SHORT EXERCISE: Please transcribe the data below exactly. Leave the pictures out.

TASK INPUTS:

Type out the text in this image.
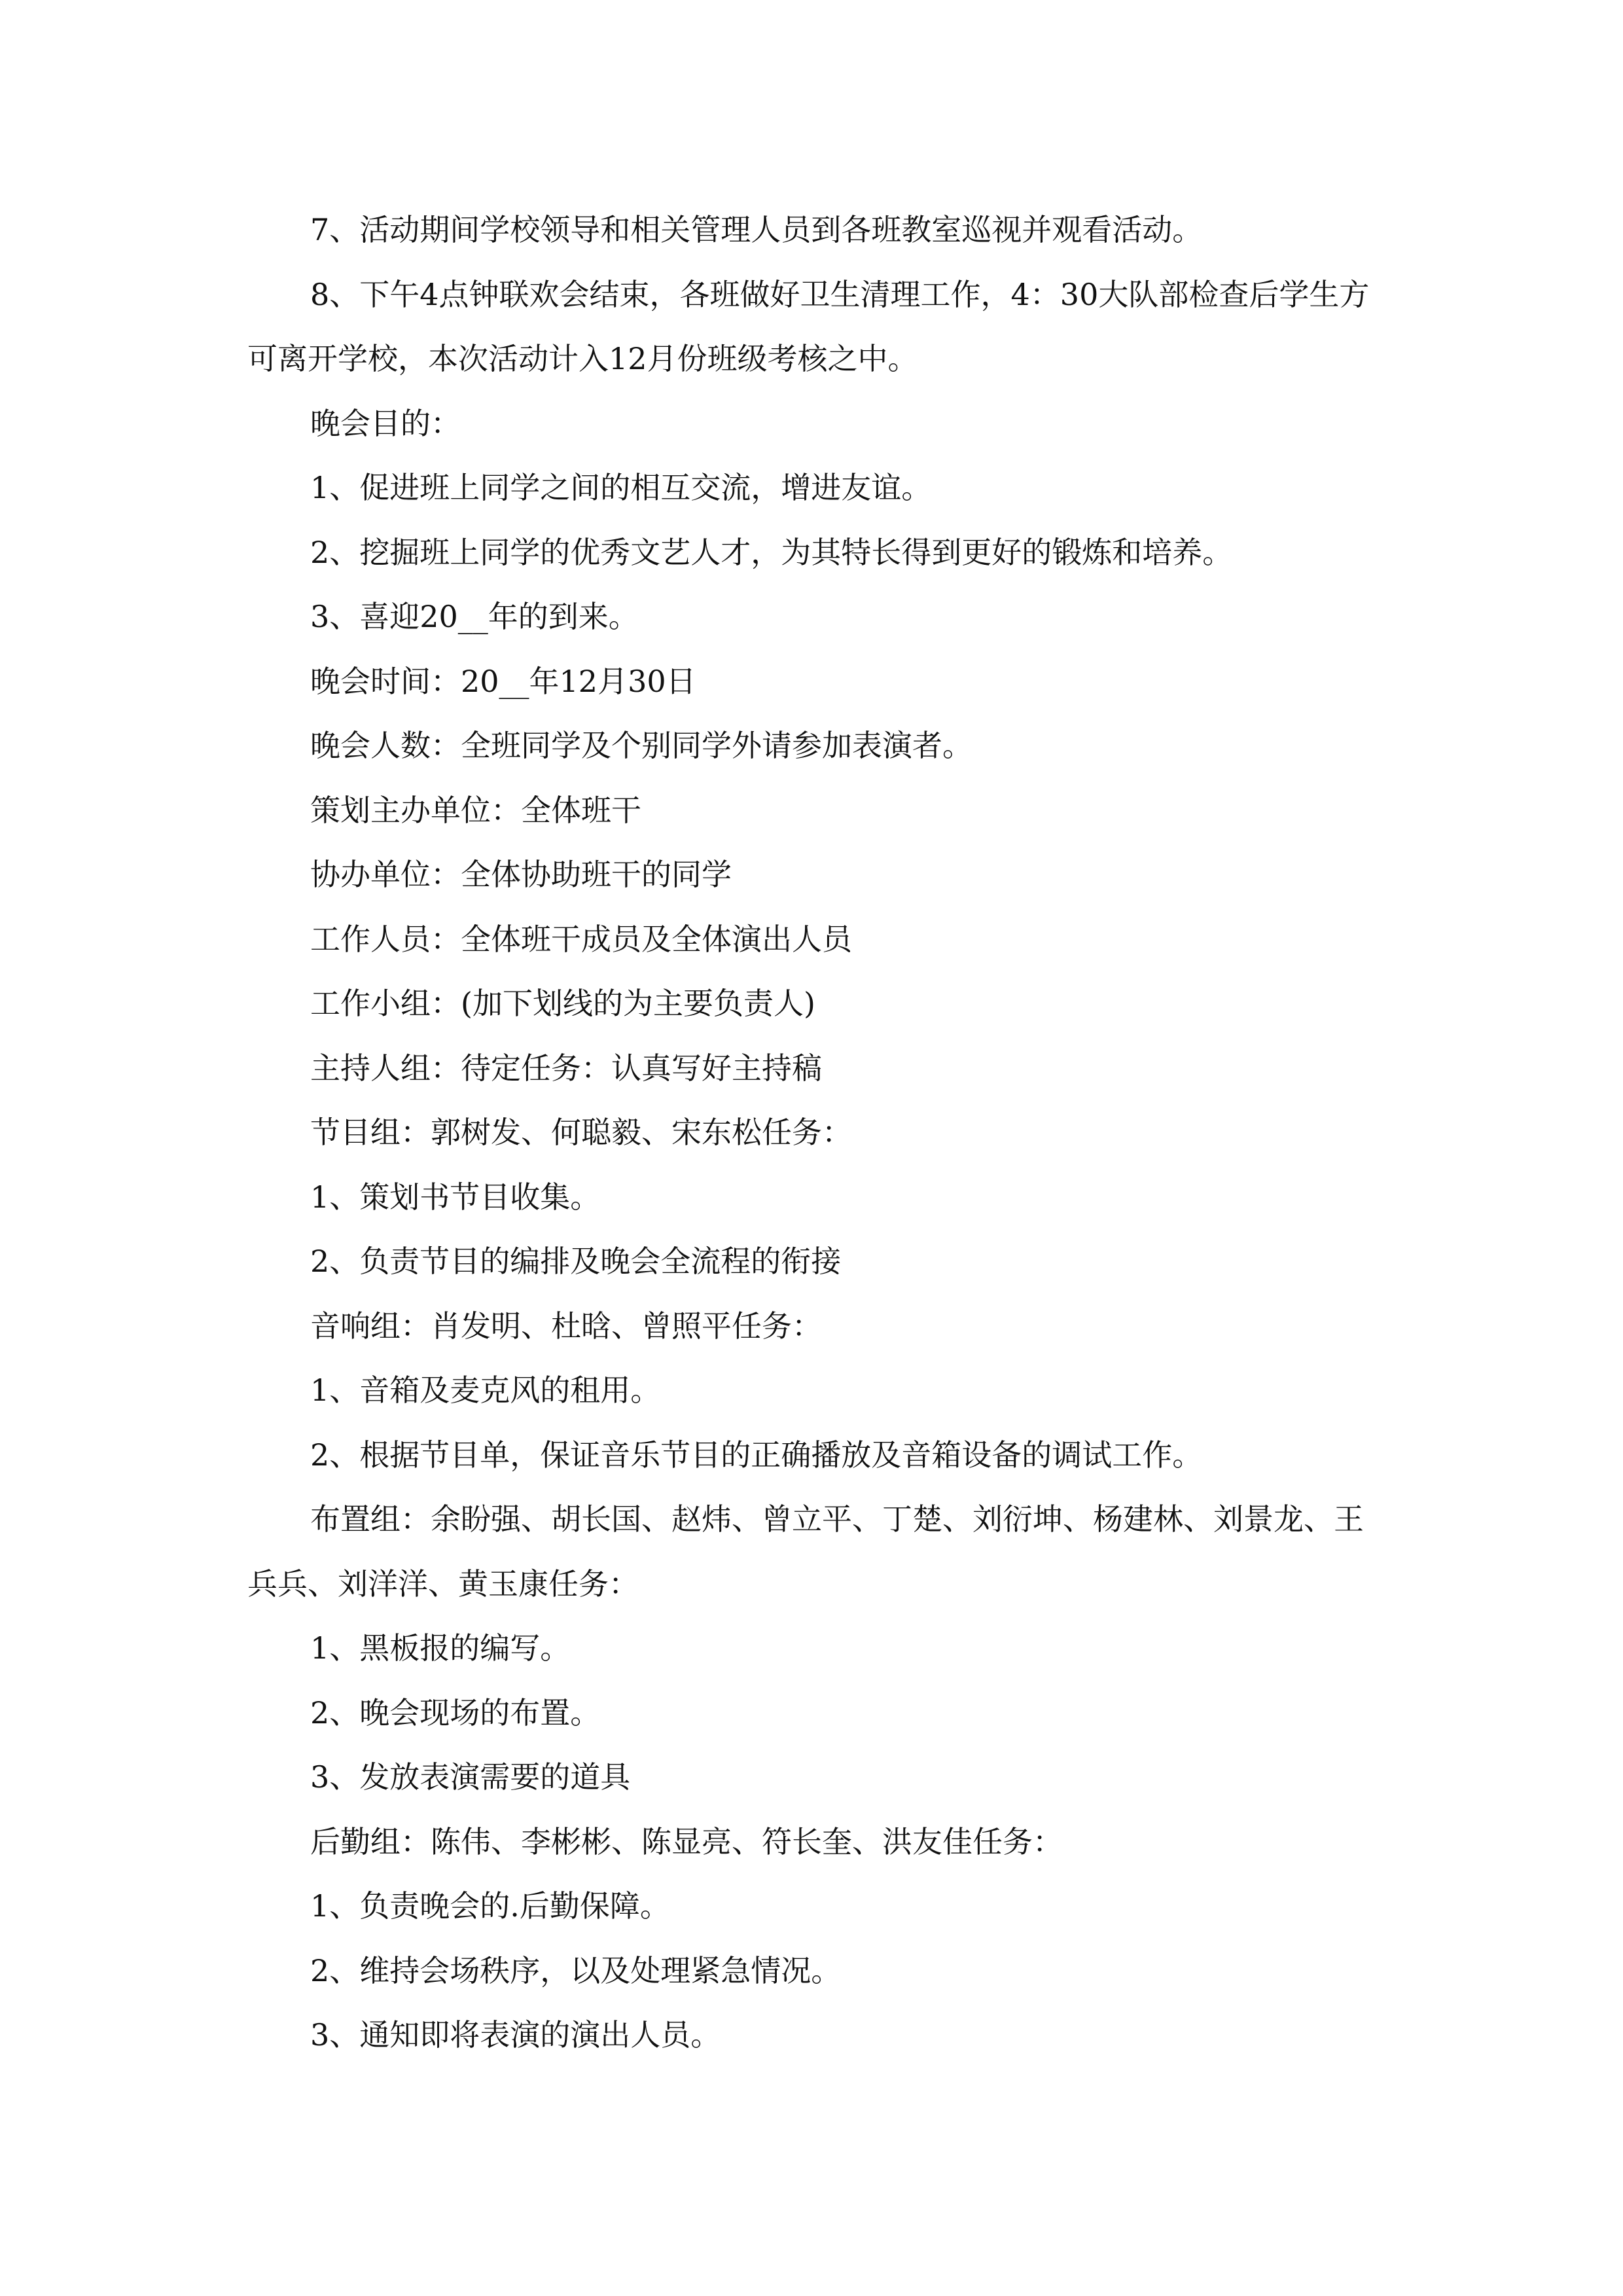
7、活动期间学校领导和相关管理人员到各班教室巡视并观看活动。

8、下午4点钟联欢会结束，各班做好卫生清理工作，4：30大队部检查后学生方可离开学校，本次活动计入12月份班级考核之中。

晚会目的：

1、促进班上同学之间的相互交流，增进友谊。

2、挖掘班上同学的优秀文艺人才，为其特长得到更好的锻炼和培养。

3、喜迎20__年的到来。

晚会时间：20__年12月30日

晚会人数：全班同学及个别同学外请参加表演者。

策划主办单位：全体班干

协办单位：全体协助班干的同学

工作人员：全体班干成员及全体演出人员

工作小组：(加下划线的为主要负责人)

主持人组：待定任务：认真写好主持稿

节目组：郭树发、何聪毅、宋东松任务：

1、策划书节目收集。

2、负责节目的编排及晚会全流程的衔接

音响组：肖发明、杜晗、曾照平任务：

1、音箱及麦克风的租用。

2、根据节目单，保证音乐节目的正确播放及音箱设备的调试工作。

布置组：余盼强、胡长国、赵炜、曾立平、丁楚、刘衍坤、杨建林、刘景龙、王兵兵、刘洋洋、黄玉康任务：

1、黑板报的编写。

2、晚会现场的布置。

3、发放表演需要的道具

后勤组：陈伟、李彬彬、陈显亮、符长奎、洪友佳任务：

1、负责晚会的.后勤保障。

2、维持会场秩序，以及处理紧急情况。

3、通知即将表演的演出人员。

ANSWER TO THIS PROBLEM:
Type out the text in this image.
7、活动期间学校领导和相关管理人员到各班教室巡视并观看活动。

8、下午4点钟联欢会结束，各班做好卫生清理工作，4：30大队部检查后学生方可离开学校，本次活动计入12月份班级考核之中。

晚会目的：

1、促进班上同学之间的相互交流，增进友谊。

2、挖掘班上同学的优秀文艺人才，为其特长得到更好的锻炼和培养。

3、喜迎20__年的到来。

晚会时间：20__年12月30日

晚会人数：全班同学及个别同学外请参加表演者。

策划主办单位：全体班干

协办单位：全体协助班干的同学

工作人员：全体班干成员及全体演出人员

工作小组：(加下划线的为主要负责人)

主持人组：待定任务：认真写好主持稿

节目组：郭树发、何聪毅、宋东松任务：

1、策划书节目收集。

2、负责节目的编排及晚会全流程的衔接

音响组：肖发明、杜晗、曾照平任务：

1、音箱及麦克风的租用。

2、根据节目单，保证音乐节目的正确播放及音箱设备的调试工作。

布置组：余盼强、胡长国、赵炜、曾立平、丁楚、刘衍坤、杨建林、刘景龙、王兵兵、刘洋洋、黄玉康任务：

1、黑板报的编写。

2、晚会现场的布置。

3、发放表演需要的道具

后勤组：陈伟、李彬彬、陈显亮、符长奎、洪友佳任务：

1、负责晚会的.后勤保障。

2、维持会场秩序，以及处理紧急情况。

3、通知即将表演的演出人员。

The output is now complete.